**What you should do**
The records below are to be repeated in full, exactly as they are.

**Records to use**
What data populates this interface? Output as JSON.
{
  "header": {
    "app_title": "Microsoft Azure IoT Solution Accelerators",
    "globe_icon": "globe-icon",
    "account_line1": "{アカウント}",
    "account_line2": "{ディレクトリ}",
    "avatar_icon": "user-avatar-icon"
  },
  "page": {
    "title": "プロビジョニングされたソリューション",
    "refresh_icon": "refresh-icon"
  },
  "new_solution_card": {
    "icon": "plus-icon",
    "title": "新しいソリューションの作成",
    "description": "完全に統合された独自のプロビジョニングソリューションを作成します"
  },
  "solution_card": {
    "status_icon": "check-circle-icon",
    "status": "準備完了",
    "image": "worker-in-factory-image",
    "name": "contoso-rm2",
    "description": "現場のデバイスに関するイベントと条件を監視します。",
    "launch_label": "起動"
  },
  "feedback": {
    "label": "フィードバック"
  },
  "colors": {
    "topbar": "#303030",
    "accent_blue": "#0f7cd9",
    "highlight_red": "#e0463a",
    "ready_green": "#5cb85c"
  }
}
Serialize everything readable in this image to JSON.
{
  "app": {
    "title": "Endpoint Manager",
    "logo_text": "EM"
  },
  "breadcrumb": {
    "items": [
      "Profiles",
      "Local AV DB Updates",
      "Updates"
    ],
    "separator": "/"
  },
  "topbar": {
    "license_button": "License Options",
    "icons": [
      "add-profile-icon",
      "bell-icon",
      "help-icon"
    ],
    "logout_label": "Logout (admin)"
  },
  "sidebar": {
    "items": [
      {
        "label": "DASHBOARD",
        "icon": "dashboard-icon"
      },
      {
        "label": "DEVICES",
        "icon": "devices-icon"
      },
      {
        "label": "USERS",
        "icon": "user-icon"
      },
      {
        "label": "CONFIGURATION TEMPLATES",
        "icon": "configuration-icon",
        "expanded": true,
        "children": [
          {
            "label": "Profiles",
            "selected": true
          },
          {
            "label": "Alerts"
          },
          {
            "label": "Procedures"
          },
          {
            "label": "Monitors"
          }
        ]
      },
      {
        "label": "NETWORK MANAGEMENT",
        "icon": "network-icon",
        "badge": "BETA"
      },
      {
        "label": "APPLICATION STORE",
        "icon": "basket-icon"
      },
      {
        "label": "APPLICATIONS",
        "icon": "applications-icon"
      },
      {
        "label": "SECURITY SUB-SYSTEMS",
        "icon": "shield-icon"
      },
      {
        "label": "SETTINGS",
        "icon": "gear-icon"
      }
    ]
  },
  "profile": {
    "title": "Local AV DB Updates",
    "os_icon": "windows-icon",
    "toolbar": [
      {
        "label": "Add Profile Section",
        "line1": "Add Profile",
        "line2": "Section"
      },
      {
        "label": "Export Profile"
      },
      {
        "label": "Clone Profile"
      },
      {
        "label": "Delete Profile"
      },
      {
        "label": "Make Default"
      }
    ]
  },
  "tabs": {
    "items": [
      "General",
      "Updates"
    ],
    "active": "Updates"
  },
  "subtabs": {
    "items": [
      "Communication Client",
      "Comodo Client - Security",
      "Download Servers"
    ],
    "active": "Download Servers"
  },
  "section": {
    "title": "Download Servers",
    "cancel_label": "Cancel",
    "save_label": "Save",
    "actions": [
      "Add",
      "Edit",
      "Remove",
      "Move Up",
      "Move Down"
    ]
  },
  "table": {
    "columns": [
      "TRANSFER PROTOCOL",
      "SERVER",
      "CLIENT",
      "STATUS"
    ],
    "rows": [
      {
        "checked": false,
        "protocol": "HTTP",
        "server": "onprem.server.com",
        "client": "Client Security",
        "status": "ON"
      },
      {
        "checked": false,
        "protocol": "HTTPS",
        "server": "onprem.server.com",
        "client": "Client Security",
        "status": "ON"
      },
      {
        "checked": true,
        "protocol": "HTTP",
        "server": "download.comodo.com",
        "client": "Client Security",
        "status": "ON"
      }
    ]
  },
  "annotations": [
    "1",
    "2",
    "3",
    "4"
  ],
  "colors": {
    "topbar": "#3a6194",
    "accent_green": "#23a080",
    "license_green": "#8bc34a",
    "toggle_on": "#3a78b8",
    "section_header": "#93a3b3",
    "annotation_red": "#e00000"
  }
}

**The result**
What data populates this interface? Output as JSON.
{
  "header": {
    "app_title": "Microsoft Azure IoT Solution Accelerators",
    "globe_icon": "globe-icon",
    "account_line1": "{アカウント}",
    "account_line2": "{ディレクトリ}",
    "avatar_icon": "user-avatar-icon"
  },
  "page": {
    "title": "プロビジョニングされたソリューション",
    "refresh_icon": "refresh-icon"
  },
  "new_solution_card": {
    "icon": "plus-icon",
    "title": "新しいソリューションの作成",
    "description": "完全に統合された独自のプロビジョニングソリューションを作成します"
  },
  "solution_card": {
    "status_icon": "check-circle-icon",
    "status": "準備完了",
    "image": "worker-in-factory-image",
    "name": "contoso-rm2",
    "description": "現場のデバイスに関するイベントと条件を監視します。",
    "launch_label": "起動"
  },
  "feedback": {
    "label": "フィードバック"
  },
  "colors": {
    "topbar": "#303030",
    "accent_blue": "#0f7cd9",
    "highlight_red": "#e0463a",
    "ready_green": "#5cb85c"
  }
}
Serialize everything readable in this image to JSON.
{
  "app": {
    "title": "Endpoint Manager",
    "logo_text": "EM"
  },
  "breadcrumb": {
    "items": [
      "Profiles",
      "Local AV DB Updates",
      "Updates"
    ],
    "separator": "/"
  },
  "topbar": {
    "license_button": "License Options",
    "icons": [
      "add-profile-icon",
      "bell-icon",
      "help-icon"
    ],
    "logout_label": "Logout (admin)"
  },
  "sidebar": {
    "items": [
      {
        "label": "DASHBOARD",
        "icon": "dashboard-icon"
      },
      {
        "label": "DEVICES",
        "icon": "devices-icon"
      },
      {
        "label": "USERS",
        "icon": "user-icon"
      },
      {
        "label": "CONFIGURATION TEMPLATES",
        "icon": "configuration-icon",
        "expanded": true,
        "children": [
          {
            "label": "Profiles",
            "selected": true
          },
          {
            "label": "Alerts"
          },
          {
            "label": "Procedures"
          },
          {
            "label": "Monitors"
          }
        ]
      },
      {
        "label": "NETWORK MANAGEMENT",
        "icon": "network-icon",
        "badge": "BETA"
      },
      {
        "label": "APPLICATION STORE",
        "icon": "basket-icon"
      },
      {
        "label": "APPLICATIONS",
        "icon": "applications-icon"
      },
      {
        "label": "SECURITY SUB-SYSTEMS",
        "icon": "shield-icon"
      },
      {
        "label": "SETTINGS",
        "icon": "gear-icon"
      }
    ]
  },
  "profile": {
    "title": "Local AV DB Updates",
    "os_icon": "windows-icon",
    "toolbar": [
      {
        "label": "Add Profile Section",
        "line1": "Add Profile",
        "line2": "Section"
      },
      {
        "label": "Export Profile"
      },
      {
        "label": "Clone Profile"
      },
      {
        "label": "Delete Profile"
      },
      {
        "label": "Make Default"
      }
    ]
  },
  "tabs": {
    "items": [
      "General",
      "Updates"
    ],
    "active": "Updates"
  },
  "subtabs": {
    "items": [
      "Communication Client",
      "Comodo Client - Security",
      "Download Servers"
    ],
    "active": "Download Servers"
  },
  "section": {
    "title": "Download Servers",
    "cancel_label": "Cancel",
    "save_label": "Save",
    "actions": [
      "Add",
      "Edit",
      "Remove",
      "Move Up",
      "Move Down"
    ]
  },
  "table": {
    "columns": [
      "TRANSFER PROTOCOL",
      "SERVER",
      "CLIENT",
      "STATUS"
    ],
    "rows": [
      {
        "checked": false,
        "protocol": "HTTP",
        "server": "onprem.server.com",
        "client": "Client Security",
        "status": "ON"
      },
      {
        "checked": false,
        "protocol": "HTTPS",
        "server": "onprem.server.com",
        "client": "Client Security",
        "status": "ON"
      },
      {
        "checked": true,
        "protocol": "HTTP",
        "server": "download.comodo.com",
        "client": "Client Security",
        "status": "ON"
      }
    ]
  },
  "annotations": [
    "1",
    "2",
    "3",
    "4"
  ],
  "colors": {
    "topbar": "#3a6194",
    "accent_green": "#23a080",
    "license_green": "#8bc34a",
    "toggle_on": "#3a78b8",
    "section_header": "#93a3b3",
    "annotation_red": "#e00000"
  }
}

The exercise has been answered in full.